— start SOURCE PASSAGE —

Week 2 Update

Tyler Price
Jan 25, 2023
4 min read

This Week

Team Goal: Run first iteration of respective code assignments

Personal Goal: Isolate a single card from the background

My main goal this week was to successfully localize a single card from the background. This involves identifying the quadrilateral bounding box of each card, warping the image to correct for perspective, and resizing and cropping it into a 60x90 image containing just the card background and the pattern.

I started off researching online to see how others have done playing card localization in the past and found a couple of very helpful sources: a YouTube video where someone explained how they localized regular playing cards from a dark background using OpenCV, and a blog post of someone who created a SET solver using OpenCV.

From my research I determined this type of object localization is most commonly done using the following process:

Convert the image to grayscale. This makes the image simpler to work with as it has fewer channels and colors are irrelevant to finding the card bounding box.
Blur the image. This reduces noise in the image and removes visual artifacts that would interfere with contouring in later steps. Gaussian blurring is particularly good at removing Gaussian noise from images.
Threshold the image. This will set each pixel to either black or white depending on whether its intensity exceeds a certain threshold value.
Draw contours and approximate them as polygons. OpenCV's findContours() and approxPolyDP functions are used to isolate the card boundary contours and approximate them as quadrilaterals.

— end SOURCE PASSAGE —
— start DATASET SECTION —

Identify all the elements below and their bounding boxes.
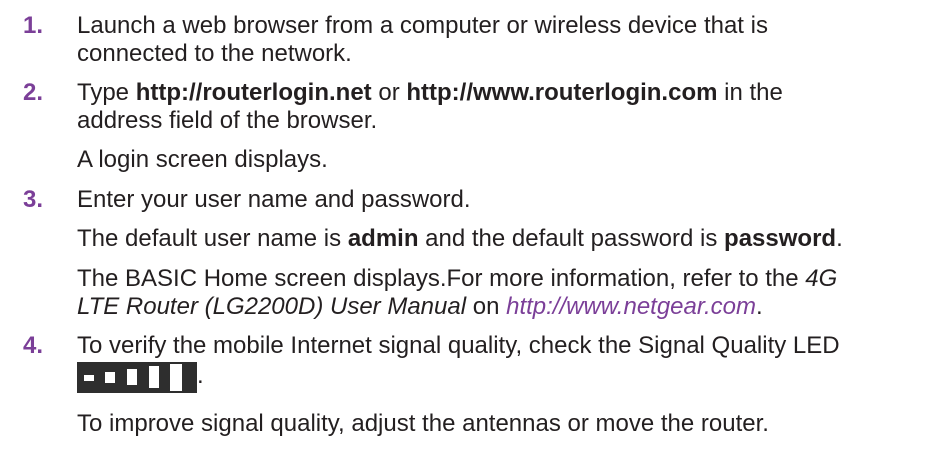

— end DATASET SECTION —

__TASK INSTRUCTIONS__
Copy the week 2 update word for word, from "Blur the image." up to and including "noise from images.".

__REPLY__
Blur the image. This reduces noise in the image and removes visual artifacts that would interfere with contouring in later steps. Gaussian blurring is particularly good at removing Gaussian noise from images.